REQUIRED TASK – Can you reproduce each of the lines below word for word, in the same order?

┌─ MATERIAL SHOWN

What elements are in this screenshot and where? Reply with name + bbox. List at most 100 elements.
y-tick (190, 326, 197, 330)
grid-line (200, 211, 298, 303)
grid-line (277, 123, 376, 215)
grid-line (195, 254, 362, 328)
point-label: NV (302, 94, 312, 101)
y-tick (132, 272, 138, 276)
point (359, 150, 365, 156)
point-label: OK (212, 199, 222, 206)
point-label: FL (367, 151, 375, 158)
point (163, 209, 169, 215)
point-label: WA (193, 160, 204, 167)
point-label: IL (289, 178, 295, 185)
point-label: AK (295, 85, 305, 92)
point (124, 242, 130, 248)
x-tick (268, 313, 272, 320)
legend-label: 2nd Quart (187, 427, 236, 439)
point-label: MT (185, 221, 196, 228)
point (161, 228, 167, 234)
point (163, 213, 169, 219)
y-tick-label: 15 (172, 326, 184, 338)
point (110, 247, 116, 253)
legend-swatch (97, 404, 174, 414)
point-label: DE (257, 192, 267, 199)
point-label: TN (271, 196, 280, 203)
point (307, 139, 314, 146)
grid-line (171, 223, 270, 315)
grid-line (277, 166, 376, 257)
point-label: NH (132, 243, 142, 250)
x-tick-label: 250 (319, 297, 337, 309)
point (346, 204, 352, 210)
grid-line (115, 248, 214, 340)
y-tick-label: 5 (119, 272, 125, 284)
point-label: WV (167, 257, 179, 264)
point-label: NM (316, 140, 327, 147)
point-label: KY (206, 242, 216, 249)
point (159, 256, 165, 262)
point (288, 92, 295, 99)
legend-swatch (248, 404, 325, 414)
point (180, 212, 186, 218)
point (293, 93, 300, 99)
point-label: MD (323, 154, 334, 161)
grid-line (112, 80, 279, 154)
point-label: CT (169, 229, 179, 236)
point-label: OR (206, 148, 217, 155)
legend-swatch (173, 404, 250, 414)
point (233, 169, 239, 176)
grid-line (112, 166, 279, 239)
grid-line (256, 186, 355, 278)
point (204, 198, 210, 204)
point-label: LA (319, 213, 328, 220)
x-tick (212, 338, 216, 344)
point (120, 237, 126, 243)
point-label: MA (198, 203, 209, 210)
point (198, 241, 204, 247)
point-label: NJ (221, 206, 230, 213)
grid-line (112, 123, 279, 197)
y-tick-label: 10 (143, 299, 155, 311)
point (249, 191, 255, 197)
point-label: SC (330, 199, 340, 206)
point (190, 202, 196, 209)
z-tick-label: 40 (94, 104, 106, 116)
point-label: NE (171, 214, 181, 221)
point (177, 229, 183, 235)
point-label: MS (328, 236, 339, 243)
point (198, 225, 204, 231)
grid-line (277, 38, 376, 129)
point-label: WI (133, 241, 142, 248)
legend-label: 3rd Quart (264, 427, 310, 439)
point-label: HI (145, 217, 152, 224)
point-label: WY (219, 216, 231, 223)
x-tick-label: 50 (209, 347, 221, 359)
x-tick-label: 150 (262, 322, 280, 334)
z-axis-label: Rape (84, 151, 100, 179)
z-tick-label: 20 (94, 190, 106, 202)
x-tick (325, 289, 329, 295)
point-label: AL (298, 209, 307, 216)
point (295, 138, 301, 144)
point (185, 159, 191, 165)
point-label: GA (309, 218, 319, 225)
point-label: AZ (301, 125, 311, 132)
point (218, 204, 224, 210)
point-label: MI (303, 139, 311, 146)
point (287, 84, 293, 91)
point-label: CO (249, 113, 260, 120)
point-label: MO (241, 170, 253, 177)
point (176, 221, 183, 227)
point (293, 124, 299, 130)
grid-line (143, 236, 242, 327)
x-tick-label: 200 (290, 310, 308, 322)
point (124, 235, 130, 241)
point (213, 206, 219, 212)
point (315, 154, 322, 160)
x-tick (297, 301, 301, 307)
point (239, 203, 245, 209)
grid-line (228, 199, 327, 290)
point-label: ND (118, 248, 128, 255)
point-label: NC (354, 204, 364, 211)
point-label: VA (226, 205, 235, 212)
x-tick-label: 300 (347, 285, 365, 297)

└─

WRITTEN RESPONSE –
What elements are in this screenshot and where? Reply with name + bbox. List at most 100 elements.
y-tick (190, 326, 197, 330)
grid-line (200, 211, 298, 303)
grid-line (277, 123, 376, 215)
grid-line (195, 254, 362, 328)
point-label: NV (302, 94, 312, 101)
y-tick (132, 272, 138, 276)
point (359, 150, 365, 156)
point-label: OK (212, 199, 222, 206)
point-label: FL (367, 151, 375, 158)
point (163, 209, 169, 215)
point-label: WA (193, 160, 204, 167)
point-label: IL (289, 178, 295, 185)
point-label: AK (295, 85, 305, 92)
point (124, 242, 130, 248)
x-tick (268, 313, 272, 320)
legend-label: 2nd Quart (187, 427, 236, 439)
point-label: MT (185, 221, 196, 228)
point (161, 228, 167, 234)
point (163, 213, 169, 219)
y-tick-label: 15 (172, 326, 184, 338)
point (110, 247, 116, 253)
legend-swatch (97, 404, 174, 414)
point-label: DE (257, 192, 267, 199)
point-label: TN (271, 196, 280, 203)
point (307, 139, 314, 146)
grid-line (171, 223, 270, 315)
grid-line (277, 166, 376, 257)
point-label: NH (132, 243, 142, 250)
x-tick-label: 250 (319, 297, 337, 309)
point (346, 204, 352, 210)
grid-line (115, 248, 214, 340)
y-tick-label: 5 (119, 272, 125, 284)
point-label: WV (167, 257, 179, 264)
point-label: NM (316, 140, 327, 147)
point-label: KY (206, 242, 216, 249)
point (159, 256, 165, 262)
point (288, 92, 295, 99)
legend-swatch (248, 404, 325, 414)
point (180, 212, 186, 218)
point (293, 93, 300, 99)
point-label: MD (323, 154, 334, 161)
grid-line (112, 80, 279, 154)
point-label: CT (169, 229, 179, 236)
point-label: OR (206, 148, 217, 155)
legend-swatch (173, 404, 250, 414)
point (233, 169, 239, 176)
grid-line (112, 166, 279, 239)
grid-line (256, 186, 355, 278)
point (204, 198, 210, 204)
point-label: LA (319, 213, 328, 220)
x-tick (212, 338, 216, 344)
point (120, 237, 126, 243)
point-label: MA (198, 203, 209, 210)
point (198, 241, 204, 247)
point-label: NJ (221, 206, 230, 213)
grid-line (112, 123, 279, 197)
y-tick-label: 10 (143, 299, 155, 311)
point (249, 191, 255, 197)
point-label: SC (330, 199, 340, 206)
point (190, 202, 196, 209)
z-tick-label: 40 (94, 104, 106, 116)
point-label: NE (171, 214, 181, 221)
point (177, 229, 183, 235)
point-label: MS (328, 236, 339, 243)
point (198, 225, 204, 231)
grid-line (277, 38, 376, 129)
point-label: WI (133, 241, 142, 248)
legend-label: 3rd Quart (264, 427, 310, 439)
point-label: HI (145, 217, 152, 224)
point-label: WY (219, 216, 231, 223)
x-tick-label: 50 (209, 347, 221, 359)
x-tick-label: 150 (262, 322, 280, 334)
z-axis-label: Rape (84, 151, 100, 179)
z-tick-label: 20 (94, 190, 106, 202)
x-tick (325, 289, 329, 295)
point-label: AL (298, 209, 307, 216)
point (295, 138, 301, 144)
point (185, 159, 191, 165)
point-label: GA (309, 218, 319, 225)
point-label: AZ (301, 125, 311, 132)
point (218, 204, 224, 210)
point-label: MI (303, 139, 311, 146)
point (287, 84, 293, 91)
point-label: CO (249, 113, 260, 120)
point-label: MO (241, 170, 253, 177)
point (176, 221, 183, 227)
point (293, 124, 299, 130)
grid-line (143, 236, 242, 327)
x-tick-label: 200 (290, 310, 308, 322)
point (124, 235, 130, 241)
point (213, 206, 219, 212)
point (315, 154, 322, 160)
x-tick (297, 301, 301, 307)
point (239, 203, 245, 209)
grid-line (228, 199, 327, 290)
point-label: ND (118, 248, 128, 255)
point-label: NC (354, 204, 364, 211)
point-label: VA (226, 205, 235, 212)
x-tick-label: 300 (347, 285, 365, 297)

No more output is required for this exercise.